Transcribe the data that follows precisely, omitting nothing.

**Rows from a figure dataset**:
::::::::::

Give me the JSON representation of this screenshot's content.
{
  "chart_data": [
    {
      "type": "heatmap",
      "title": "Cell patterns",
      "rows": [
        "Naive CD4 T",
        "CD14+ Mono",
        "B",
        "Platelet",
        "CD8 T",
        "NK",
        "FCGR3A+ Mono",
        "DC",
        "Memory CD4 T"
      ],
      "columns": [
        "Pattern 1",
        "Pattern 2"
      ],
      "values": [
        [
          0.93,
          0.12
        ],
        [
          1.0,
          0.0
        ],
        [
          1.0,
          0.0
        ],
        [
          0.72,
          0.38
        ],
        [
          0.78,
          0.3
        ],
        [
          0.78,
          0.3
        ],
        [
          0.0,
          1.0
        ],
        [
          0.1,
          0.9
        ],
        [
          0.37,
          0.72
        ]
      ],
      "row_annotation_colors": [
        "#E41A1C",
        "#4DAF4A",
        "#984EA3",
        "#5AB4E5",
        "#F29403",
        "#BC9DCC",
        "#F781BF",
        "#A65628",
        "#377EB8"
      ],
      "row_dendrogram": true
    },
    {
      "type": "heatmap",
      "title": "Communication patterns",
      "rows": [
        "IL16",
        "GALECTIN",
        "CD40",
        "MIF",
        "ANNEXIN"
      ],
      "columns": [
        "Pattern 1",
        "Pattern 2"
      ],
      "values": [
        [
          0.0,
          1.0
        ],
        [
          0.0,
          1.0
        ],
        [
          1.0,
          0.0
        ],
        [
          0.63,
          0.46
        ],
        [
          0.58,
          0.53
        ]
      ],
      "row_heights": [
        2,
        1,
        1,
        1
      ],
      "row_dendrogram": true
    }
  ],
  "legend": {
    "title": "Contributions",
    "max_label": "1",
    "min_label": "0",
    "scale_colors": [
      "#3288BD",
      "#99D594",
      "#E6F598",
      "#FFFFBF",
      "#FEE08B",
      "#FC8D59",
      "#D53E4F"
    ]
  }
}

::::::::::

**Expected output**:
Give me the JSON representation of this screenshot's content.
{
  "chart_data": [
    {
      "type": "heatmap",
      "title": "Cell patterns",
      "rows": [
        "Naive CD4 T",
        "CD14+ Mono",
        "B",
        "Platelet",
        "CD8 T",
        "NK",
        "FCGR3A+ Mono",
        "DC",
        "Memory CD4 T"
      ],
      "columns": [
        "Pattern 1",
        "Pattern 2"
      ],
      "values": [
        [
          0.93,
          0.12
        ],
        [
          1.0,
          0.0
        ],
        [
          1.0,
          0.0
        ],
        [
          0.72,
          0.38
        ],
        [
          0.78,
          0.3
        ],
        [
          0.78,
          0.3
        ],
        [
          0.0,
          1.0
        ],
        [
          0.1,
          0.9
        ],
        [
          0.37,
          0.72
        ]
      ],
      "row_annotation_colors": [
        "#E41A1C",
        "#4DAF4A",
        "#984EA3",
        "#5AB4E5",
        "#F29403",
        "#BC9DCC",
        "#F781BF",
        "#A65628",
        "#377EB8"
      ],
      "row_dendrogram": true
    },
    {
      "type": "heatmap",
      "title": "Communication patterns",
      "rows": [
        "IL16",
        "GALECTIN",
        "CD40",
        "MIF",
        "ANNEXIN"
      ],
      "columns": [
        "Pattern 1",
        "Pattern 2"
      ],
      "values": [
        [
          0.0,
          1.0
        ],
        [
          0.0,
          1.0
        ],
        [
          1.0,
          0.0
        ],
        [
          0.63,
          0.46
        ],
        [
          0.58,
          0.53
        ]
      ],
      "row_heights": [
        2,
        1,
        1,
        1
      ],
      "row_dendrogram": true
    }
  ],
  "legend": {
    "title": "Contributions",
    "max_label": "1",
    "min_label": "0",
    "scale_colors": [
      "#3288BD",
      "#99D594",
      "#E6F598",
      "#FFFFBF",
      "#FEE08B",
      "#FC8D59",
      "#D53E4F"
    ]
  }
}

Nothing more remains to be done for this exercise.